◆ Challenge
Return the whole listing exactly as it stands.

◆ Input

━━━

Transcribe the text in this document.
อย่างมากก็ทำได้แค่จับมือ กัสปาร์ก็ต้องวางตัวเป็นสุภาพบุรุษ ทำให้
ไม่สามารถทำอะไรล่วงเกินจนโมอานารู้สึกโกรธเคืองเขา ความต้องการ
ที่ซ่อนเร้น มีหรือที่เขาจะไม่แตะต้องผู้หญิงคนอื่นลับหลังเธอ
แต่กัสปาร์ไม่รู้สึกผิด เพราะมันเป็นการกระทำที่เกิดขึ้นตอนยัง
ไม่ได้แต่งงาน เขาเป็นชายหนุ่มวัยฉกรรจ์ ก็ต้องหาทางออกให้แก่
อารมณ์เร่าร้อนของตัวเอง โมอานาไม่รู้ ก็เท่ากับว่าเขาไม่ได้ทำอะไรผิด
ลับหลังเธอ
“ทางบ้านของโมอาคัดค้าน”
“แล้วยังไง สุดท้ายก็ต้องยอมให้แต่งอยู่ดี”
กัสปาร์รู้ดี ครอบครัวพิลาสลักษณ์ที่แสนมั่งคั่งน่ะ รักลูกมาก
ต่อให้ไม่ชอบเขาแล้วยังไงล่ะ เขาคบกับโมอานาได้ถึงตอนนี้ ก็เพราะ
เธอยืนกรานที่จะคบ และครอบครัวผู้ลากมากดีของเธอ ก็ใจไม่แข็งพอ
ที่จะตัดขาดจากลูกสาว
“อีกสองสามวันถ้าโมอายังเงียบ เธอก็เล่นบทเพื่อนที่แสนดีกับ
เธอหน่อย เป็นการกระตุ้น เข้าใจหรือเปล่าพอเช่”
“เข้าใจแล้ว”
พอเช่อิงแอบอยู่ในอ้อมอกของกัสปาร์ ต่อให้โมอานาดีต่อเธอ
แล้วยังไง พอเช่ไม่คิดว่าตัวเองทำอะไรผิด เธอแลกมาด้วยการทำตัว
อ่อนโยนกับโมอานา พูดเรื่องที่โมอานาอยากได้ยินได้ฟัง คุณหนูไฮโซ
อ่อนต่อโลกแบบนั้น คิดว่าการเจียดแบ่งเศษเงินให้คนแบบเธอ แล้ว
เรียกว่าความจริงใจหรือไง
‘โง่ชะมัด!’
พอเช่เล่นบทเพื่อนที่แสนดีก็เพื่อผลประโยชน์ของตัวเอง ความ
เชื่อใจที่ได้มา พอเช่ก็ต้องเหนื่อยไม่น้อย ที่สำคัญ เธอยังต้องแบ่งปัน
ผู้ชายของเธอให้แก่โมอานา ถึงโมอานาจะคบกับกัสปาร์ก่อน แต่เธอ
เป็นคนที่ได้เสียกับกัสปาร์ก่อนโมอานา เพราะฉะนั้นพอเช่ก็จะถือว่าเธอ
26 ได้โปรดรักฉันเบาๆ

━━━

◆ Response to the exercise
Transcribe the text in this document.
อย่างมากก็ทำได้แค่จับมือ กัสปาร์ก็ต้องวางตัวเป็นสุภาพบุรุษ ทำให้
ไม่สามารถทำอะไรล่วงเกินจนโมอานารู้สึกโกรธเคืองเขา ความต้องการ
ที่ซ่อนเร้น มีหรือที่เขาจะไม่แตะต้องผู้หญิงคนอื่นลับหลังเธอ
แต่กัสปาร์ไม่รู้สึกผิด เพราะมันเป็นการกระทำที่เกิดขึ้นตอนยัง
ไม่ได้แต่งงาน เขาเป็นชายหนุ่มวัยฉกรรจ์ ก็ต้องหาทางออกให้แก่
อารมณ์เร่าร้อนของตัวเอง โมอานาไม่รู้ ก็เท่ากับว่าเขาไม่ได้ทำอะไรผิด
ลับหลังเธอ
“ทางบ้านของโมอาคัดค้าน”
“แล้วยังไง สุดท้ายก็ต้องยอมให้แต่งอยู่ดี”
กัสปาร์รู้ดี ครอบครัวพิลาสลักษณ์ที่แสนมั่งคั่งน่ะ รักลูกมาก
ต่อให้ไม่ชอบเขาแล้วยังไงล่ะ เขาคบกับโมอานาได้ถึงตอนนี้ ก็เพราะ
เธอยืนกรานที่จะคบ และครอบครัวผู้ลากมากดีของเธอ ก็ใจไม่แข็งพอ
ที่จะตัดขาดจากลูกสาว
“อีกสองสามวันถ้าโมอายังเงียบ เธอก็เล่นบทเพื่อนที่แสนดีกับ
เธอหน่อย เป็นการกระตุ้น เข้าใจหรือเปล่าพอเช่”
“เข้าใจแล้ว”
พอเช่อิงแอบอยู่ในอ้อมอกของกัสปาร์ ต่อให้โมอานาดีต่อเธอ
แล้วยังไง พอเช่ไม่คิดว่าตัวเองทำอะไรผิด เธอแลกมาด้วยการทำตัว
อ่อนโยนกับโมอานา พูดเรื่องที่โมอานาอยากได้ยินได้ฟัง คุณหนูไฮโซ
อ่อนต่อโลกแบบนั้น คิดว่าการเจียดแบ่งเศษเงินให้คนแบบเธอ แล้ว
เรียกว่าความจริงใจหรือไง
‘โง่ชะมัด!’
พอเช่เล่นบทเพื่อนที่แสนดีก็เพื่อผลประโยชน์ของตัวเอง ความ
เชื่อใจที่ได้มา พอเช่ก็ต้องเหนื่อยไม่น้อย ที่สำคัญ เธอยังต้องแบ่งปัน
ผู้ชายของเธอให้แก่โมอานา ถึงโมอานาจะคบกับกัสปาร์ก่อน แต่เธอ
เป็นคนที่ได้เสียกับกัสปาร์ก่อนโมอานา เพราะฉะนั้นพอเช่ก็จะถือว่าเธอ
26 ได้โปรดรักฉันเบาๆ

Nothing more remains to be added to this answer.